**EXTRACTED RECORDS**:
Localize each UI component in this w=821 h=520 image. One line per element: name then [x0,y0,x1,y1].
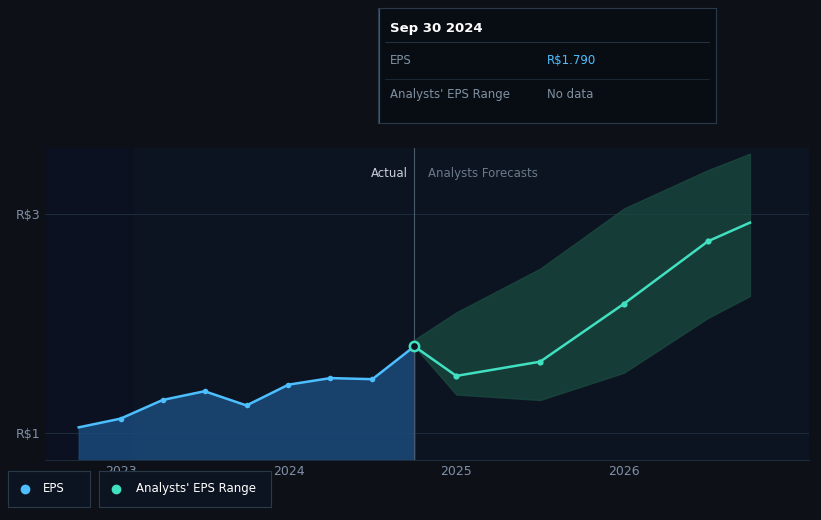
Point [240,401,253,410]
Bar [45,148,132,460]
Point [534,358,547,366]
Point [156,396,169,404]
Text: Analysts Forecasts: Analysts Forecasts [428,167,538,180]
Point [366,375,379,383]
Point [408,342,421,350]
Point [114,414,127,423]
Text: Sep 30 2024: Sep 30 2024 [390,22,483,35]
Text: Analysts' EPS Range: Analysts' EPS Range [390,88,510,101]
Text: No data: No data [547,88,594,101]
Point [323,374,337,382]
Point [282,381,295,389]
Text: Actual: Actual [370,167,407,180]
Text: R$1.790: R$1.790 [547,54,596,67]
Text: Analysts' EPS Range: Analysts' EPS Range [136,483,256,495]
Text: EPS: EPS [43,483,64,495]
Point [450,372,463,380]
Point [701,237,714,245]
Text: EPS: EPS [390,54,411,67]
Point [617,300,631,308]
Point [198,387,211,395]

**TASK GOAL**: Output the material above as a Markdown table with columns "Row" and "Line", numbering each line in order and skipping blank lines. Leave the picture out.

**TASK SOLUTION**:
| Row | Line |
|---|---|
| 1 | Localize each UI component in this w=821 h=520 image. One line per element: name then [x0,y0,x1,y1]. |
| 2 | Point [240,401,253,410] |
| 3 | Bar [45,148,132,460] |
| 4 | Point [534,358,547,366] |
| 5 | Point [156,396,169,404] |
| 6 | Text: Analysts Forecasts: Analysts Forecasts [428,167,538,180] |
| 7 | Point [366,375,379,383] |
| 8 | Point [408,342,421,350] |
| 9 | Point [114,414,127,423] |
| 10 | Text: Sep 30 2024: Sep 30 2024 [390,22,483,35] |
| 11 | Text: Analysts' EPS Range: Analysts' EPS Range [390,88,510,101] |
| 12 | Text: No data: No data [547,88,594,101] |
| 13 | Point [323,374,337,382] |
| 14 | Point [282,381,295,389] |
| 15 | Text: Actual: Actual [370,167,407,180] |
| 16 | Text: R$1.790: R$1.790 [547,54,596,67] |
| 17 | Text: Analysts' EPS Range: Analysts' EPS Range [136,483,256,495] |
| 18 | Text: EPS: EPS [43,483,64,495] |
| 19 | Point [450,372,463,380] |
| 20 | Point [701,237,714,245] |
| 21 | Text: EPS: EPS [390,54,411,67] |
| 22 | Point [617,300,631,308] |
| 23 | Point [198,387,211,395] |